◆ Challenge
Drop the pictures from the entries below, then reproduce the rest exactly.
** Begin Task data **
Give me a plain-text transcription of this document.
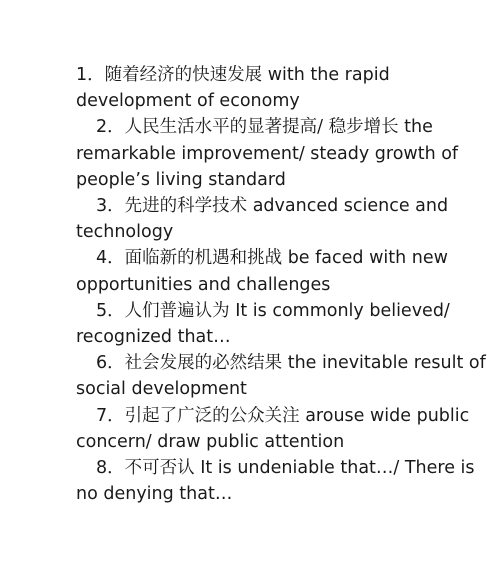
1．随着经济的快速发展 with the rapid development of economy

2．人民生活水平的显著提高/ 稳步增长 the remarkable improvement/ steady growth of people’s living standard

3．先进的科学技术 advanced science and technology

4．面临新的机遇和挑战 be faced with new opportunities and challenges

5．人们普遍认为 It is commonly believed/ recognized that…

6．社会发展的必然结果 the inevitable result of social development

7．引起了广泛的公众关注 arouse wide public concern/ draw public attention

8．不可否认 It is undeniable that…/ There is no denying that…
** End Task data **
◆ Reply to the exercise
Give me a plain-text transcription of this document.
1．随着经济的快速发展 with the rapid development of economy

2．人民生活水平的显著提高/ 稳步增长 the remarkable improvement/ steady growth of people’s living standard

3．先进的科学技术 advanced science and technology

4．面临新的机遇和挑战 be faced with new opportunities and challenges

5．人们普遍认为 It is commonly believed/ recognized that…

6．社会发展的必然结果 the inevitable result of social development

7．引起了广泛的公众关注 arouse wide public concern/ draw public attention

8．不可否认 It is undeniable that…/ There is no denying that…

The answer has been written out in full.